**What to do**: Every line that holds "your" should be shown.

◇ ◇ ◇

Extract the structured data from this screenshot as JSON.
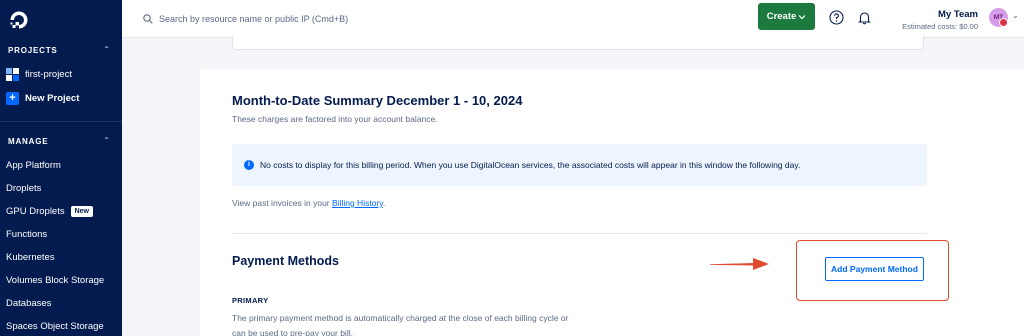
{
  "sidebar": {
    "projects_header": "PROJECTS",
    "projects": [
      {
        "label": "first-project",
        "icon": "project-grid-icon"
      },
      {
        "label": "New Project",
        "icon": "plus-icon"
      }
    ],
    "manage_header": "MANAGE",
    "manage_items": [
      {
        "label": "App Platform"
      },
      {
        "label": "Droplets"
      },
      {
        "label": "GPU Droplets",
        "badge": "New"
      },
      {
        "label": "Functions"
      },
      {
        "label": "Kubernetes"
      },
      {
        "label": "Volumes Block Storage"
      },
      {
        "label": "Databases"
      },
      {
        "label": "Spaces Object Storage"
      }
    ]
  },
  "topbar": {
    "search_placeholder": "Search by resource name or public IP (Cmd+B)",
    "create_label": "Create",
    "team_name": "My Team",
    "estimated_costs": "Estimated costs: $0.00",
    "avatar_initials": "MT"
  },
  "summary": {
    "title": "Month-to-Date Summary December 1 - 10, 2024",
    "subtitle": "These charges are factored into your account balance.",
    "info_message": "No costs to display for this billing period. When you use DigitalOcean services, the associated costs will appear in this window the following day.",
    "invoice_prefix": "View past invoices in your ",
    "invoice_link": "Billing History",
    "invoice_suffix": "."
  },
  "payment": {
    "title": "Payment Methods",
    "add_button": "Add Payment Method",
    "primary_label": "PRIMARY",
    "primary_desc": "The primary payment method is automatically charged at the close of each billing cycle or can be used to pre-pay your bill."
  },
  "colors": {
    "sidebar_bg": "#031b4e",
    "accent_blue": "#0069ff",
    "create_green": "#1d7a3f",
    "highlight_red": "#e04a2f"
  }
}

◇ ◇ ◇

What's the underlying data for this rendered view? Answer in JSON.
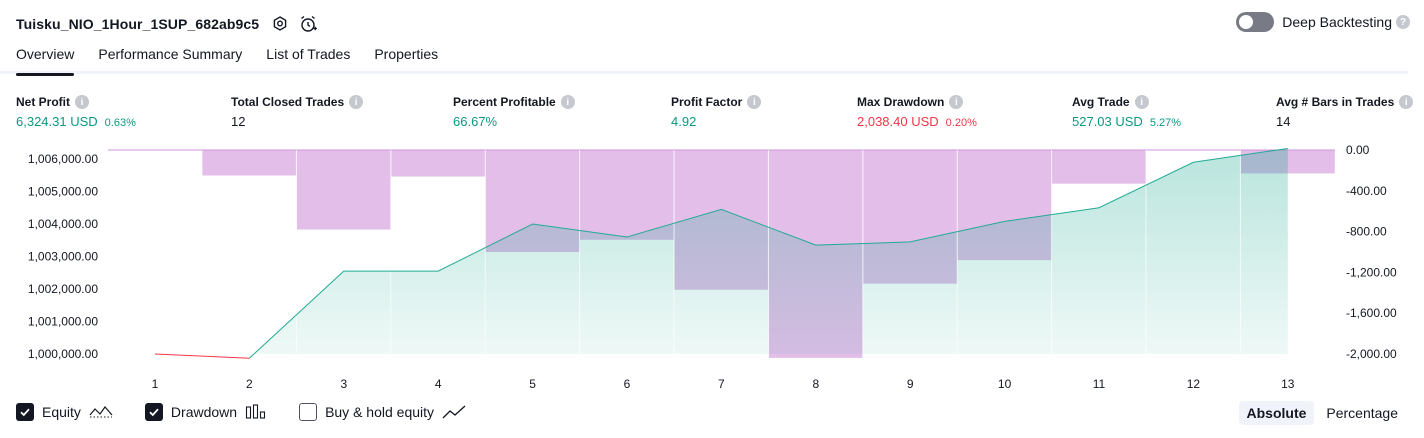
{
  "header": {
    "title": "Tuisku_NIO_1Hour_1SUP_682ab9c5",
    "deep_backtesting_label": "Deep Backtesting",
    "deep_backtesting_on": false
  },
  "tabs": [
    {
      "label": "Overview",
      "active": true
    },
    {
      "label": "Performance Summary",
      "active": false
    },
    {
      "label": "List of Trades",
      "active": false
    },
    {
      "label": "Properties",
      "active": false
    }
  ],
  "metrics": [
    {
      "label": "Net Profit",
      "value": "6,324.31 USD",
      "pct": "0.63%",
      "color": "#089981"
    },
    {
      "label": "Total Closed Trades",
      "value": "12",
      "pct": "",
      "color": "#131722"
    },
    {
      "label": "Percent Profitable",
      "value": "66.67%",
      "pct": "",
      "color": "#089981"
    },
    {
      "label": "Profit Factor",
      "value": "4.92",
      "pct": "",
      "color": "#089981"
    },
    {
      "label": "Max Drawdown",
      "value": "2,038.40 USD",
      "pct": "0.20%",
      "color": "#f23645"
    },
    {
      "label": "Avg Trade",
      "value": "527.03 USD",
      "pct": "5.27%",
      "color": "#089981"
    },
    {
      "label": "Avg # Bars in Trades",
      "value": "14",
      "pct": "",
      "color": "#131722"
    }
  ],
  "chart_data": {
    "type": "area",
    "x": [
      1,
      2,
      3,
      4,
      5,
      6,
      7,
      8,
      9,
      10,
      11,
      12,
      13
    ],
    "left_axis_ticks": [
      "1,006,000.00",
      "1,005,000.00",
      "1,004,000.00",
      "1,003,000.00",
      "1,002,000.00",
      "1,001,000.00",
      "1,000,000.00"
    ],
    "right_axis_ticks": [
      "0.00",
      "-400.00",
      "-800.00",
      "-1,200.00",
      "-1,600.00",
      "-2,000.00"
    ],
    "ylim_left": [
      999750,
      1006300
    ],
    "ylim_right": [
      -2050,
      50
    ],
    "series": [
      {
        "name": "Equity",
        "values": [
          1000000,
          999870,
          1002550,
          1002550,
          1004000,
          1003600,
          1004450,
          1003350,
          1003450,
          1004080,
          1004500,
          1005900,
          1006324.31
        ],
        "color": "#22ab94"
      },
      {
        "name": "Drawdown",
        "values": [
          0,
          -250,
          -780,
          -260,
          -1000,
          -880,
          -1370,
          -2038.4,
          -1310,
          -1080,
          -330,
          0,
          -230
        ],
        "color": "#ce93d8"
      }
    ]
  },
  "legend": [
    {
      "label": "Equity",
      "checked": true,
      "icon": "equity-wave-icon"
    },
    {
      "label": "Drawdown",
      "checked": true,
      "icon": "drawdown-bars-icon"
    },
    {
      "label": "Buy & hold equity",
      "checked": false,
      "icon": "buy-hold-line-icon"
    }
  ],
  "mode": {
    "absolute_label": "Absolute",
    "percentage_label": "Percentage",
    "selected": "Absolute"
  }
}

◇ ◇ ◇

**Complete response**:
    "subtitle": "These charges are factored into your account balance.",
    "invoice_prefix": "View past invoices in your ",
    "primary_desc": "The primary payment method is automatically charged at the close of each billing cycle or can be used to pre-pay your bill."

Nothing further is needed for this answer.